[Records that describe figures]
◆ ◆ ◆ ◆

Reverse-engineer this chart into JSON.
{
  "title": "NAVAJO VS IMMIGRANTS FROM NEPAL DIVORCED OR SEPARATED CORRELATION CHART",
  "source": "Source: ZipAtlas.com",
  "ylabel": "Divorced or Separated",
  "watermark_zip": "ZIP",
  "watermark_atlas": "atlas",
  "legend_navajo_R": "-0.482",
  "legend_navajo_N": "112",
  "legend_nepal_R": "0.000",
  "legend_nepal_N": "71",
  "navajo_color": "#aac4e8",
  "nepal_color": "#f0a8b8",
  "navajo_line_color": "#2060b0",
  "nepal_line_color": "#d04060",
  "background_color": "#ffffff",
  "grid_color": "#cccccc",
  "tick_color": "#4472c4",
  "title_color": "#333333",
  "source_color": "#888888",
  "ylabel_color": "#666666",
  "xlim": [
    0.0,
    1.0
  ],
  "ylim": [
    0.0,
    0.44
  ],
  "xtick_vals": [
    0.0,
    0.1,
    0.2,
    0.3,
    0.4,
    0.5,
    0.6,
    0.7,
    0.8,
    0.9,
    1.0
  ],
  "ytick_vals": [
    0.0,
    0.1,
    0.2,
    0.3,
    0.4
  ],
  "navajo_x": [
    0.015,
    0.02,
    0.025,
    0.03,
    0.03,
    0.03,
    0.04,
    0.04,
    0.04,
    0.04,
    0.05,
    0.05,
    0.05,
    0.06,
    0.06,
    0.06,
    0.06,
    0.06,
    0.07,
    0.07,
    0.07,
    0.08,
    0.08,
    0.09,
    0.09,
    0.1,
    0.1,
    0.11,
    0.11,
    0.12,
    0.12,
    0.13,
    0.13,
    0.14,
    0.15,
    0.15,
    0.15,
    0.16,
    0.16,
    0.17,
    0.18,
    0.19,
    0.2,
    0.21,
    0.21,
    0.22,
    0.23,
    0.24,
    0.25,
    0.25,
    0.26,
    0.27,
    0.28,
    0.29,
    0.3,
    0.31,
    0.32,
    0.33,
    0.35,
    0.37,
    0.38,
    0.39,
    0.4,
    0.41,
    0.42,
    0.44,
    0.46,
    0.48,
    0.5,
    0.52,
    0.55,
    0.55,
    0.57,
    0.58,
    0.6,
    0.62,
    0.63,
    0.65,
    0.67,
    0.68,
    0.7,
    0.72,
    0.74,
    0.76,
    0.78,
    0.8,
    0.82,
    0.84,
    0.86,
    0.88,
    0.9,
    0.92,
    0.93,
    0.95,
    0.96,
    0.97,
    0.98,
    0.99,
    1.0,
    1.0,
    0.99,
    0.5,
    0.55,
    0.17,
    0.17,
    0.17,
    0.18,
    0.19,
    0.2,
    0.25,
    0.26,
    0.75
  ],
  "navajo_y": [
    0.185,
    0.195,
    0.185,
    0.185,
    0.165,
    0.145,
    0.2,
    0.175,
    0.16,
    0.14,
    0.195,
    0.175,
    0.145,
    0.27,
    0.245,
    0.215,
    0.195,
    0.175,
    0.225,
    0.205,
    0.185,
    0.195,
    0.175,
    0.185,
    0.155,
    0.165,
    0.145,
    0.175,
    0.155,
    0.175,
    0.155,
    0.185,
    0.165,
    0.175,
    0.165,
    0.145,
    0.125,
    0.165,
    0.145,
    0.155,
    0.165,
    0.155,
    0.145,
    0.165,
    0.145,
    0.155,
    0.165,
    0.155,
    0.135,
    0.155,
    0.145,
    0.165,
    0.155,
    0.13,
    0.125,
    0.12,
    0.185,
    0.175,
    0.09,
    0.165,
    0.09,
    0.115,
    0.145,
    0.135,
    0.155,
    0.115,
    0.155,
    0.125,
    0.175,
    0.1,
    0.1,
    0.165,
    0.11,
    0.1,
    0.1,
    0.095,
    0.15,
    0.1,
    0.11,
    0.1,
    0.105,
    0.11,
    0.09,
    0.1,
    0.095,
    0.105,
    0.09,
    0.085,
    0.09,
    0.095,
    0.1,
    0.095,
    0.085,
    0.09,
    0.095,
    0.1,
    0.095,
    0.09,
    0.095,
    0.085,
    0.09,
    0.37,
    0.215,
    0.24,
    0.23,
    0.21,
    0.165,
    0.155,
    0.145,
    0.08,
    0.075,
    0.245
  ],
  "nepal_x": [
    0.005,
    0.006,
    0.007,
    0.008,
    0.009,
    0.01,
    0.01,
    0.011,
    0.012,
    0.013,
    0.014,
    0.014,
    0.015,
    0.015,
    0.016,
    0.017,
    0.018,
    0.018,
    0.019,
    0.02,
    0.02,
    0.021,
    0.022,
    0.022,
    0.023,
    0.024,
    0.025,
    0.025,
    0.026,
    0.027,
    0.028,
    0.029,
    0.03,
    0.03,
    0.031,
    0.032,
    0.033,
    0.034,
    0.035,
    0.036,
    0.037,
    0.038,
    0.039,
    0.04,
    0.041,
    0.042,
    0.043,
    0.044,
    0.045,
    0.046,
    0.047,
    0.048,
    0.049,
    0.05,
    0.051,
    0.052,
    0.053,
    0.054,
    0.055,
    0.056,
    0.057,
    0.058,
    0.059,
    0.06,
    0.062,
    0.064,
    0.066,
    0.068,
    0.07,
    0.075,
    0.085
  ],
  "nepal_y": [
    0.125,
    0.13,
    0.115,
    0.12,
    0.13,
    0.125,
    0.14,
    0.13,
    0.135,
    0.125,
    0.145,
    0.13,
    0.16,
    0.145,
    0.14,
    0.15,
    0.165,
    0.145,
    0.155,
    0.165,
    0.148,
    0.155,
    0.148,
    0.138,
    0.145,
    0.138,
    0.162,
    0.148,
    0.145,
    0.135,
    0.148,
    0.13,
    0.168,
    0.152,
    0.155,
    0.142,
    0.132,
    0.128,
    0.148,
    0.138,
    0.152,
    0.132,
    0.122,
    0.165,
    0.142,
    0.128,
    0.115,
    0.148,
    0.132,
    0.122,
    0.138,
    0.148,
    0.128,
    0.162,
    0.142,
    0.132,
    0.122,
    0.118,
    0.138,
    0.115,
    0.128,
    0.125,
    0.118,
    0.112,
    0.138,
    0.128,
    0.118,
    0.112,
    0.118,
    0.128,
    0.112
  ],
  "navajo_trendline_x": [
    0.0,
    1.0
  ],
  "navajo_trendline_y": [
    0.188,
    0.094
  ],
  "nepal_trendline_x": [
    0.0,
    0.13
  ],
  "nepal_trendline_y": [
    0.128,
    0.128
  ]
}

◆ ◆ ◆ ◆

■ Requirements: Each line of the material should be duplicated exactly, please.

■ Exercise response:
Reverse-engineer this chart into JSON.
{
  "title": "NAVAJO VS IMMIGRANTS FROM NEPAL DIVORCED OR SEPARATED CORRELATION CHART",
  "source": "Source: ZipAtlas.com",
  "ylabel": "Divorced or Separated",
  "watermark_zip": "ZIP",
  "watermark_atlas": "atlas",
  "legend_navajo_R": "-0.482",
  "legend_navajo_N": "112",
  "legend_nepal_R": "0.000",
  "legend_nepal_N": "71",
  "navajo_color": "#aac4e8",
  "nepal_color": "#f0a8b8",
  "navajo_line_color": "#2060b0",
  "nepal_line_color": "#d04060",
  "background_color": "#ffffff",
  "grid_color": "#cccccc",
  "tick_color": "#4472c4",
  "title_color": "#333333",
  "source_color": "#888888",
  "ylabel_color": "#666666",
  "xlim": [
    0.0,
    1.0
  ],
  "ylim": [
    0.0,
    0.44
  ],
  "xtick_vals": [
    0.0,
    0.1,
    0.2,
    0.3,
    0.4,
    0.5,
    0.6,
    0.7,
    0.8,
    0.9,
    1.0
  ],
  "ytick_vals": [
    0.0,
    0.1,
    0.2,
    0.3,
    0.4
  ],
  "navajo_x": [
    0.015,
    0.02,
    0.025,
    0.03,
    0.03,
    0.03,
    0.04,
    0.04,
    0.04,
    0.04,
    0.05,
    0.05,
    0.05,
    0.06,
    0.06,
    0.06,
    0.06,
    0.06,
    0.07,
    0.07,
    0.07,
    0.08,
    0.08,
    0.09,
    0.09,
    0.1,
    0.1,
    0.11,
    0.11,
    0.12,
    0.12,
    0.13,
    0.13,
    0.14,
    0.15,
    0.15,
    0.15,
    0.16,
    0.16,
    0.17,
    0.18,
    0.19,
    0.2,
    0.21,
    0.21,
    0.22,
    0.23,
    0.24,
    0.25,
    0.25,
    0.26,
    0.27,
    0.28,
    0.29,
    0.3,
    0.31,
    0.32,
    0.33,
    0.35,
    0.37,
    0.38,
    0.39,
    0.4,
    0.41,
    0.42,
    0.44,
    0.46,
    0.48,
    0.5,
    0.52,
    0.55,
    0.55,
    0.57,
    0.58,
    0.6,
    0.62,
    0.63,
    0.65,
    0.67,
    0.68,
    0.7,
    0.72,
    0.74,
    0.76,
    0.78,
    0.8,
    0.82,
    0.84,
    0.86,
    0.88,
    0.9,
    0.92,
    0.93,
    0.95,
    0.96,
    0.97,
    0.98,
    0.99,
    1.0,
    1.0,
    0.99,
    0.5,
    0.55,
    0.17,
    0.17,
    0.17,
    0.18,
    0.19,
    0.2,
    0.25,
    0.26,
    0.75
  ],
  "navajo_y": [
    0.185,
    0.195,
    0.185,
    0.185,
    0.165,
    0.145,
    0.2,
    0.175,
    0.16,
    0.14,
    0.195,
    0.175,
    0.145,
    0.27,
    0.245,
    0.215,
    0.195,
    0.175,
    0.225,
    0.205,
    0.185,
    0.195,
    0.175,
    0.185,
    0.155,
    0.165,
    0.145,
    0.175,
    0.155,
    0.175,
    0.155,
    0.185,
    0.165,
    0.175,
    0.165,
    0.145,
    0.125,
    0.165,
    0.145,
    0.155,
    0.165,
    0.155,
    0.145,
    0.165,
    0.145,
    0.155,
    0.165,
    0.155,
    0.135,
    0.155,
    0.145,
    0.165,
    0.155,
    0.13,
    0.125,
    0.12,
    0.185,
    0.175,
    0.09,
    0.165,
    0.09,
    0.115,
    0.145,
    0.135,
    0.155,
    0.115,
    0.155,
    0.125,
    0.175,
    0.1,
    0.1,
    0.165,
    0.11,
    0.1,
    0.1,
    0.095,
    0.15,
    0.1,
    0.11,
    0.1,
    0.105,
    0.11,
    0.09,
    0.1,
    0.095,
    0.105,
    0.09,
    0.085,
    0.09,
    0.095,
    0.1,
    0.095,
    0.085,
    0.09,
    0.095,
    0.1,
    0.095,
    0.09,
    0.095,
    0.085,
    0.09,
    0.37,
    0.215,
    0.24,
    0.23,
    0.21,
    0.165,
    0.155,
    0.145,
    0.08,
    0.075,
    0.245
  ],
  "nepal_x": [
    0.005,
    0.006,
    0.007,
    0.008,
    0.009,
    0.01,
    0.01,
    0.011,
    0.012,
    0.013,
    0.014,
    0.014,
    0.015,
    0.015,
    0.016,
    0.017,
    0.018,
    0.018,
    0.019,
    0.02,
    0.02,
    0.021,
    0.022,
    0.022,
    0.023,
    0.024,
    0.025,
    0.025,
    0.026,
    0.027,
    0.028,
    0.029,
    0.03,
    0.03,
    0.031,
    0.032,
    0.033,
    0.034,
    0.035,
    0.036,
    0.037,
    0.038,
    0.039,
    0.04,
    0.041,
    0.042,
    0.043,
    0.044,
    0.045,
    0.046,
    0.047,
    0.048,
    0.049,
    0.05,
    0.051,
    0.052,
    0.053,
    0.054,
    0.055,
    0.056,
    0.057,
    0.058,
    0.059,
    0.06,
    0.062,
    0.064,
    0.066,
    0.068,
    0.07,
    0.075,
    0.085
  ],
  "nepal_y": [
    0.125,
    0.13,
    0.115,
    0.12,
    0.13,
    0.125,
    0.14,
    0.13,
    0.135,
    0.125,
    0.145,
    0.13,
    0.16,
    0.145,
    0.14,
    0.15,
    0.165,
    0.145,
    0.155,
    0.165,
    0.148,
    0.155,
    0.148,
    0.138,
    0.145,
    0.138,
    0.162,
    0.148,
    0.145,
    0.135,
    0.148,
    0.13,
    0.168,
    0.152,
    0.155,
    0.142,
    0.132,
    0.128,
    0.148,
    0.138,
    0.152,
    0.132,
    0.122,
    0.165,
    0.142,
    0.128,
    0.115,
    0.148,
    0.132,
    0.122,
    0.138,
    0.148,
    0.128,
    0.162,
    0.142,
    0.132,
    0.122,
    0.118,
    0.138,
    0.115,
    0.128,
    0.125,
    0.118,
    0.112,
    0.138,
    0.128,
    0.118,
    0.112,
    0.118,
    0.128,
    0.112
  ],
  "navajo_trendline_x": [
    0.0,
    1.0
  ],
  "navajo_trendline_y": [
    0.188,
    0.094
  ],
  "nepal_trendline_x": [
    0.0,
    0.13
  ],
  "nepal_trendline_y": [
    0.128,
    0.128
  ]
}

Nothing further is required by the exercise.